▸ Short task
Print the range of lines that opens with the line containing "Output a JSON" and closes with the last line of the listing. Include both ends; print nothing more.

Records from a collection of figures

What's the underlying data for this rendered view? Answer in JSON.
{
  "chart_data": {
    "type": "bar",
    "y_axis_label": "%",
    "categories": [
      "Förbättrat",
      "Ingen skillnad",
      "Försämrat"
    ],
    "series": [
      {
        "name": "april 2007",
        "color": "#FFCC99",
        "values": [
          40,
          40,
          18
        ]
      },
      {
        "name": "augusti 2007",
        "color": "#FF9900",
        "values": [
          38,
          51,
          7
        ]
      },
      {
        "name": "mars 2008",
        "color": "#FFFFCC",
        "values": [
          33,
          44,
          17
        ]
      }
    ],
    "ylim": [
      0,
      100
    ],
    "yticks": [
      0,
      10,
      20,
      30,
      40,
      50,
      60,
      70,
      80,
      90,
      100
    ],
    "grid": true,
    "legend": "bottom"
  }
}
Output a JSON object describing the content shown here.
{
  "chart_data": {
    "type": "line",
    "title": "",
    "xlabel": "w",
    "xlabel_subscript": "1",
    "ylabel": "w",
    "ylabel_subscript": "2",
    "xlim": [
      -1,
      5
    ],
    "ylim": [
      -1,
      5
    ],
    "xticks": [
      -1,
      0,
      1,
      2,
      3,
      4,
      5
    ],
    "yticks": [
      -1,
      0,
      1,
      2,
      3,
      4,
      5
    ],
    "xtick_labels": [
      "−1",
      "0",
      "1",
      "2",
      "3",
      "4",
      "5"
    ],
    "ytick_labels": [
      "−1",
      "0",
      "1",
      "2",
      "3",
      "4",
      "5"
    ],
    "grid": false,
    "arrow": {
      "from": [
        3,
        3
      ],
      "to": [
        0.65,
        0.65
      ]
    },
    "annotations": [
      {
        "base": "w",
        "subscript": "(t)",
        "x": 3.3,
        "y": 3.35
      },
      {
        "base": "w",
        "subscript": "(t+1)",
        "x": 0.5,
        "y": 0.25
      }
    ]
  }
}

▸ The output
Output a JSON object describing the content shown here.
{
  "chart_data": {
    "type": "line",
    "title": "",
    "xlabel": "w",
    "xlabel_subscript": "1",
    "ylabel": "w",
    "ylabel_subscript": "2",
    "xlim": [
      -1,
      5
    ],
    "ylim": [
      -1,
      5
    ],
    "xticks": [
      -1,
      0,
      1,
      2,
      3,
      4,
      5
    ],
    "yticks": [
      -1,
      0,
      1,
      2,
      3,
      4,
      5
    ],
    "xtick_labels": [
      "−1",
      "0",
      "1",
      "2",
      "3",
      "4",
      "5"
    ],
    "ytick_labels": [
      "−1",
      "0",
      "1",
      "2",
      "3",
      "4",
      "5"
    ],
    "grid": false,
    "arrow": {
      "from": [
        3,
        3
      ],
      "to": [
        0.65,
        0.65
      ]
    },
    "annotations": [
      {
        "base": "w",
        "subscript": "(t)",
        "x": 3.3,
        "y": 3.35
      },
      {
        "base": "w",
        "subscript": "(t+1)",
        "x": 0.5,
        "y": 0.25
      }
    ]
  }
}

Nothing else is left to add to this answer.